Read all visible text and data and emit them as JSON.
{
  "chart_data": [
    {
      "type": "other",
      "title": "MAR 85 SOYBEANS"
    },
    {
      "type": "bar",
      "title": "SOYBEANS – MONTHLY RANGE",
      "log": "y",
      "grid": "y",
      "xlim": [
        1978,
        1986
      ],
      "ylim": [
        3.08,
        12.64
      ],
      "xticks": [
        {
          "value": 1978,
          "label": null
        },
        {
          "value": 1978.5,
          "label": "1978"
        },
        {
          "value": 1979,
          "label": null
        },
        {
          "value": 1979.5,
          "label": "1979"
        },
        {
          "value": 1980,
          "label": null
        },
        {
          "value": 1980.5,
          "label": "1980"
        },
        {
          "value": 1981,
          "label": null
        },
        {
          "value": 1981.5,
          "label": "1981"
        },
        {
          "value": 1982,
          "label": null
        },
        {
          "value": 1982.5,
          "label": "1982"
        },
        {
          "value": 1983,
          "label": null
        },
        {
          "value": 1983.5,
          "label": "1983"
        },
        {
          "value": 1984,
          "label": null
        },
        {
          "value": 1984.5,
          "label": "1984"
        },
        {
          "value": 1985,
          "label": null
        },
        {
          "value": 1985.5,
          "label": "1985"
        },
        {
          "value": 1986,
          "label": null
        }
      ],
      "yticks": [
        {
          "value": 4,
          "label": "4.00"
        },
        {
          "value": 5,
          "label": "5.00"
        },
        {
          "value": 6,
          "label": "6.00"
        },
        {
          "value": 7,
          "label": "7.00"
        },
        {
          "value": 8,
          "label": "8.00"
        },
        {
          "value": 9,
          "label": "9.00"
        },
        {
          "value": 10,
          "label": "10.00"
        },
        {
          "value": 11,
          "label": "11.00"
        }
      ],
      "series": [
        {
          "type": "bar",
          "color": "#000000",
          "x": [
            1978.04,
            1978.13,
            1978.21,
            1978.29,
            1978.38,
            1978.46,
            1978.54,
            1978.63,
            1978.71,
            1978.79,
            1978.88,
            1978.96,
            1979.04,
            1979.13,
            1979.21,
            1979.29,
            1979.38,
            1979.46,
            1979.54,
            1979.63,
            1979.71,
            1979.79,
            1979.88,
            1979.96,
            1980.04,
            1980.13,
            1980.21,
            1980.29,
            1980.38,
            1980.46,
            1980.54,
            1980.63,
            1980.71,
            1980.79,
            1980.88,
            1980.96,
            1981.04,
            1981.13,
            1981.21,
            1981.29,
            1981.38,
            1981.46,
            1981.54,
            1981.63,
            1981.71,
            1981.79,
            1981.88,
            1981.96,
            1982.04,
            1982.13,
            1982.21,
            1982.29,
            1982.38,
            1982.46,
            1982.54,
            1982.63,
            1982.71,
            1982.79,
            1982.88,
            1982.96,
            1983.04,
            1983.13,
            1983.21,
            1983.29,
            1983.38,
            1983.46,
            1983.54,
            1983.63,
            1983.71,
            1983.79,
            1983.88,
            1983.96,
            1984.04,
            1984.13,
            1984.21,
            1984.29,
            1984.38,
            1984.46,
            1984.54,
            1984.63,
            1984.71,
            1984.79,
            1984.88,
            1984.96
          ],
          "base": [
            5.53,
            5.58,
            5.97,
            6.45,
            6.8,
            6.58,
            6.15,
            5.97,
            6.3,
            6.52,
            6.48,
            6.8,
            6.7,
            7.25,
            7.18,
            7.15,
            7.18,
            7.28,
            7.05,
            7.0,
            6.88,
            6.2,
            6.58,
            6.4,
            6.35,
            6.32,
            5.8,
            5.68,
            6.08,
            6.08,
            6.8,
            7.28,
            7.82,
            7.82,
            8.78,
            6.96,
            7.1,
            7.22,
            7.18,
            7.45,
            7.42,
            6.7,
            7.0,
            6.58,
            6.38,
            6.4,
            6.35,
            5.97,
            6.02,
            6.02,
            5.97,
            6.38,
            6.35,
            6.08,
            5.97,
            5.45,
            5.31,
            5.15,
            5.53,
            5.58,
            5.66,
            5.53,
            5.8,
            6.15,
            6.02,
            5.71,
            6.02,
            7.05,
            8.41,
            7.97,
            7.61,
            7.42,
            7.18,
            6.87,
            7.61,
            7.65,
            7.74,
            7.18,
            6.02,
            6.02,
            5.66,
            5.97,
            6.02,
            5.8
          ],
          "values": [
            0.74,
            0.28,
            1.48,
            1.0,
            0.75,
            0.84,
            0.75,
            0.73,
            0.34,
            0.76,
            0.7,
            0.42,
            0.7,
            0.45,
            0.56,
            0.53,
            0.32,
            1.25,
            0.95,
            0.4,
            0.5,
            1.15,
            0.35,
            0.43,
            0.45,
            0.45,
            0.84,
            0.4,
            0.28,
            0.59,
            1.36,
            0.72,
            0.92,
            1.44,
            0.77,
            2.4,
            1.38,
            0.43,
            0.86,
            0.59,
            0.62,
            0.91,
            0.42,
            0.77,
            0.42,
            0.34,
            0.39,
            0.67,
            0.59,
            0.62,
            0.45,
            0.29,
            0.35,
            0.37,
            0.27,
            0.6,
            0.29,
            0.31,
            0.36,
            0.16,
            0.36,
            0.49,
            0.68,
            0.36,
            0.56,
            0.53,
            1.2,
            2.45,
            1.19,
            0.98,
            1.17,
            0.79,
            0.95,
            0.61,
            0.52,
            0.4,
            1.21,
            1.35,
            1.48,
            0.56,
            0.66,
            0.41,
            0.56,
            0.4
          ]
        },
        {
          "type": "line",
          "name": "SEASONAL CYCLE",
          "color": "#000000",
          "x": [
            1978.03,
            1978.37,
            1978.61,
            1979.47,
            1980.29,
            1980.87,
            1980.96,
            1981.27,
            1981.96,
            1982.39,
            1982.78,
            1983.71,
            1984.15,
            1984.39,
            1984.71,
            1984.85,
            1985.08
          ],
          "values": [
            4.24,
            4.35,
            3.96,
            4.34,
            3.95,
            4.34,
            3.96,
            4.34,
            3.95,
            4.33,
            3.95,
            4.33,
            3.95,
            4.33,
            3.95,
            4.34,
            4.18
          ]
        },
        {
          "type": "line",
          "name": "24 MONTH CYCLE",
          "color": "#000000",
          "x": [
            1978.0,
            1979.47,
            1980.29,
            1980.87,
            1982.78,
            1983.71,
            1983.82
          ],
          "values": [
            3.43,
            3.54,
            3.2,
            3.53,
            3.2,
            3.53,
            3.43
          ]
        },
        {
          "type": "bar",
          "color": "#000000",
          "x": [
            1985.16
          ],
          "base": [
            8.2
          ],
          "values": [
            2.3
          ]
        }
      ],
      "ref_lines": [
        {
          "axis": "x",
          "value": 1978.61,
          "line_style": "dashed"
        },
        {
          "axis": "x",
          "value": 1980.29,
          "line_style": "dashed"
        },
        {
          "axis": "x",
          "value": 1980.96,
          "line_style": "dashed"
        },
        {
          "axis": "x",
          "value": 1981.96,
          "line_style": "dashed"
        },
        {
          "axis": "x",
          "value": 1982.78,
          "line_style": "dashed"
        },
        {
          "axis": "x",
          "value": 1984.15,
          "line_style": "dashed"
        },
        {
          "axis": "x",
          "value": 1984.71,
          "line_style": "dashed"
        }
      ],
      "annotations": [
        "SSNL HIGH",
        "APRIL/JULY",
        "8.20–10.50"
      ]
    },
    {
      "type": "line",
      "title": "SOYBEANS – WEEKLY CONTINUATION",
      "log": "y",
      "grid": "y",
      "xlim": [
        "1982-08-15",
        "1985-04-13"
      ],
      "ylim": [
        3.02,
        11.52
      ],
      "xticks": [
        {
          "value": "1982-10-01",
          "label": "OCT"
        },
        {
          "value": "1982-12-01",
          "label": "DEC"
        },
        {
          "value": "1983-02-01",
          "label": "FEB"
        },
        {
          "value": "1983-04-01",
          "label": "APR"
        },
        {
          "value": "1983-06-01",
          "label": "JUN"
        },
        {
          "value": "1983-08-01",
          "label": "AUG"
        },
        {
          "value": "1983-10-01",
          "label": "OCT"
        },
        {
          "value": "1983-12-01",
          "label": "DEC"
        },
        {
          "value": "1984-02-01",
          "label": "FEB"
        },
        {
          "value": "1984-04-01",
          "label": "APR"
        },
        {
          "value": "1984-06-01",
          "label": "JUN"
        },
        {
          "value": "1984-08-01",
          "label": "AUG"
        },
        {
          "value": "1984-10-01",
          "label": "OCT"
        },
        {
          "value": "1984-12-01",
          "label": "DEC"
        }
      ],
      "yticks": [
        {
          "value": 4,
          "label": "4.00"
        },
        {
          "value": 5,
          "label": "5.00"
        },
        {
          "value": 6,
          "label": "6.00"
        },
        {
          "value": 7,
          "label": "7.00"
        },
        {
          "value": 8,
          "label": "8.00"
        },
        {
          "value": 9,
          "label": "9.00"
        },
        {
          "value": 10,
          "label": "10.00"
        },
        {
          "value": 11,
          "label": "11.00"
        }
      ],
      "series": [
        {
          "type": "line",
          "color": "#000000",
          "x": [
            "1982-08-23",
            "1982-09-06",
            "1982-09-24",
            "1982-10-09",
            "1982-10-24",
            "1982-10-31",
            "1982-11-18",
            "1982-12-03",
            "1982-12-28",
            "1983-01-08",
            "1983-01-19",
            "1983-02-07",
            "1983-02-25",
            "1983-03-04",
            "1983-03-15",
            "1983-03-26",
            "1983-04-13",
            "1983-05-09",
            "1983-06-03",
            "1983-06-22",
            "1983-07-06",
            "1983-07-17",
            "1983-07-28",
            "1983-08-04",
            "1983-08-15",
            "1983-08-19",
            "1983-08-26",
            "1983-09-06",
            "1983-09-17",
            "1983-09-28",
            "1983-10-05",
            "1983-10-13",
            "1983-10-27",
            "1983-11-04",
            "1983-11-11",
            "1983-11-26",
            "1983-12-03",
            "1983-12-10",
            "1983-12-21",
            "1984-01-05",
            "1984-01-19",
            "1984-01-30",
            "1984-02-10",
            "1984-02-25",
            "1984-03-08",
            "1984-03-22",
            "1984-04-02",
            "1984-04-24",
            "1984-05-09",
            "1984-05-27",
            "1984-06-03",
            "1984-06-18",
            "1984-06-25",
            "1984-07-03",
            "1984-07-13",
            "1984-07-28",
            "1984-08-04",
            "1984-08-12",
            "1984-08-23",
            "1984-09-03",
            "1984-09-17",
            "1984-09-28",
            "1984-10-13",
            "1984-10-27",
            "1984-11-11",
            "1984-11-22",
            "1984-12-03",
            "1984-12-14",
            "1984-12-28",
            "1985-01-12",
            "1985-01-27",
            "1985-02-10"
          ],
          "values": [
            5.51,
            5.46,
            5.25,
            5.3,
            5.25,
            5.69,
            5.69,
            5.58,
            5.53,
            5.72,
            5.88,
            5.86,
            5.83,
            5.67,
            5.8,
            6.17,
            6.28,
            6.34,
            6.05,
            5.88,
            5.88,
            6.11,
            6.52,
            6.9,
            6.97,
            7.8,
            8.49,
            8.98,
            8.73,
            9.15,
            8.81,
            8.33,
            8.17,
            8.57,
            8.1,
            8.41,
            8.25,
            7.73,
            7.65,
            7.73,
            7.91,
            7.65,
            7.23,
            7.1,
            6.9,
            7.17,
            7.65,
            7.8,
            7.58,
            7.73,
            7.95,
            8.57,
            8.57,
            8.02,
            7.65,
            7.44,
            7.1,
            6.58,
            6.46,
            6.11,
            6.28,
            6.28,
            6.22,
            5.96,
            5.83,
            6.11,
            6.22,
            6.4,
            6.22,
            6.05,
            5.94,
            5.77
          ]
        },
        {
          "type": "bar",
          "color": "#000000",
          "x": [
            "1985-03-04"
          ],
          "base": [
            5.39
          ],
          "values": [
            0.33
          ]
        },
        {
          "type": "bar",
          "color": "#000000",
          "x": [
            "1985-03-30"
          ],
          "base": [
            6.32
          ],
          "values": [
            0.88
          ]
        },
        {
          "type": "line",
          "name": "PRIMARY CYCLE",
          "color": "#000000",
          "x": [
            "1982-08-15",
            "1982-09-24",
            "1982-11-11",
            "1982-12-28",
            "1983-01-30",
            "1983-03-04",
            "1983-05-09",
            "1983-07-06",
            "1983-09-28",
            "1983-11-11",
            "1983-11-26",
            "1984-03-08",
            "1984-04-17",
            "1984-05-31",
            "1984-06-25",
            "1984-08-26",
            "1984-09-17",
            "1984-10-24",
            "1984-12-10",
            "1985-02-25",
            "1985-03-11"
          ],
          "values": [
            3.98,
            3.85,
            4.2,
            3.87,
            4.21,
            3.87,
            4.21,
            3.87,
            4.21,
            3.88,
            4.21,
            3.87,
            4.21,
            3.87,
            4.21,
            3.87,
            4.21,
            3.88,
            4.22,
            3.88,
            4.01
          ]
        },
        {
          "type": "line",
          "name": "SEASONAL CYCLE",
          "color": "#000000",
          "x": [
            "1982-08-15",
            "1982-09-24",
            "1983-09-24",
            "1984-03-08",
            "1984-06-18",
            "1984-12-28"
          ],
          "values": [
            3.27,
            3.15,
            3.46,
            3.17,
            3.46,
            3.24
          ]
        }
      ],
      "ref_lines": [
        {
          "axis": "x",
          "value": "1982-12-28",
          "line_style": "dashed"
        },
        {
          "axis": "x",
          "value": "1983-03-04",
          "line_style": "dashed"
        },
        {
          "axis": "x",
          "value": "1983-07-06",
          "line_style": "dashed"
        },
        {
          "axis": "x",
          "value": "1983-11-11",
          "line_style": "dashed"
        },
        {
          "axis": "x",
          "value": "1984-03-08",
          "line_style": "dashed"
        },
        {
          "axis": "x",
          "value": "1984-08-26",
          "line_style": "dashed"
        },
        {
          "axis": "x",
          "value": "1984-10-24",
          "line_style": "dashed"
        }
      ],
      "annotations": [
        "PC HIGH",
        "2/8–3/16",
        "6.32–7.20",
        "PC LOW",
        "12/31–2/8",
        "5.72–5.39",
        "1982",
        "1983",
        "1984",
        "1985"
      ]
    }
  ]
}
● ● ●
* **REQUIRED WORK**:
Pull out every line of the records that includes the string "name".

* **THE COMPLETED TASK**:
          "name": "SEASONAL CYCLE",
          "name": "24 MONTH CYCLE",
          "name": "PRIMARY CYCLE",
          "name": "SEASONAL CYCLE",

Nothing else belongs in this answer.